Data records

____________________

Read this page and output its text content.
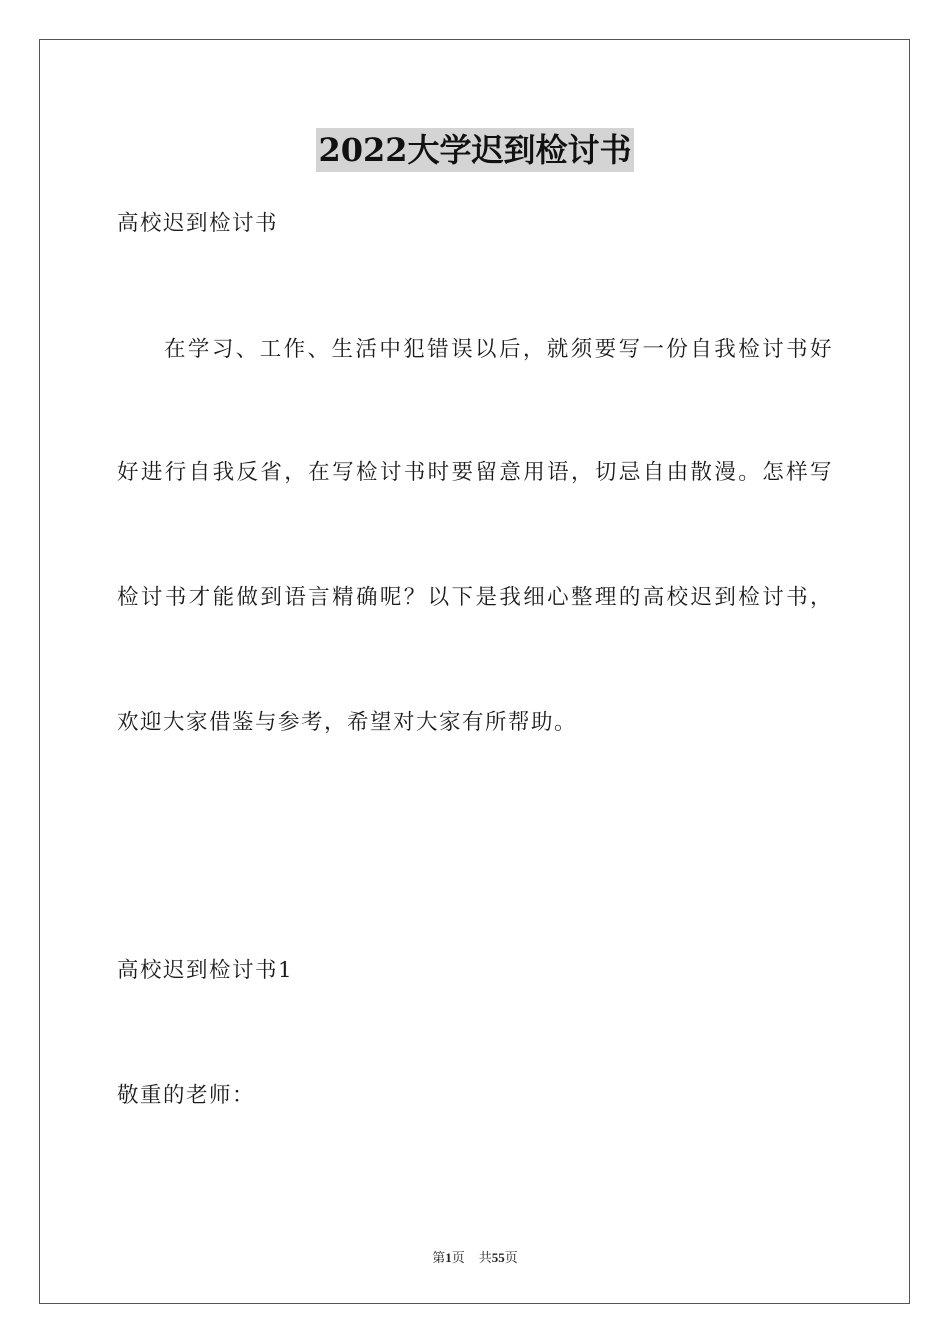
2022大学迟到检讨书
高校迟到检讨书
在学习、工作、生活中犯错误以后，就须要写一份自我检讨书好
好进行自我反省，在写检讨书时要留意用语，切忌自由散漫。怎样写
检讨书才能做到语言精确呢？以下是我细心整理的高校迟到检讨书，
欢迎大家借鉴与参考，希望对大家有所帮助。
高校迟到检讨书1
敬重的老师：
第1页 共55页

____________________

EXERCISE DETAILS
Return all of the entries exactly as written, but drop any pictures they hold.

RESULT
Read this page and output its text content.
2022大学迟到检讨书
高校迟到检讨书
在学习、工作、生活中犯错误以后，就须要写一份自我检讨书好
好进行自我反省，在写检讨书时要留意用语，切忌自由散漫。怎样写
检讨书才能做到语言精确呢？以下是我细心整理的高校迟到检讨书，
欢迎大家借鉴与参考，希望对大家有所帮助。
高校迟到检讨书1
敬重的老师：
第1页 共55页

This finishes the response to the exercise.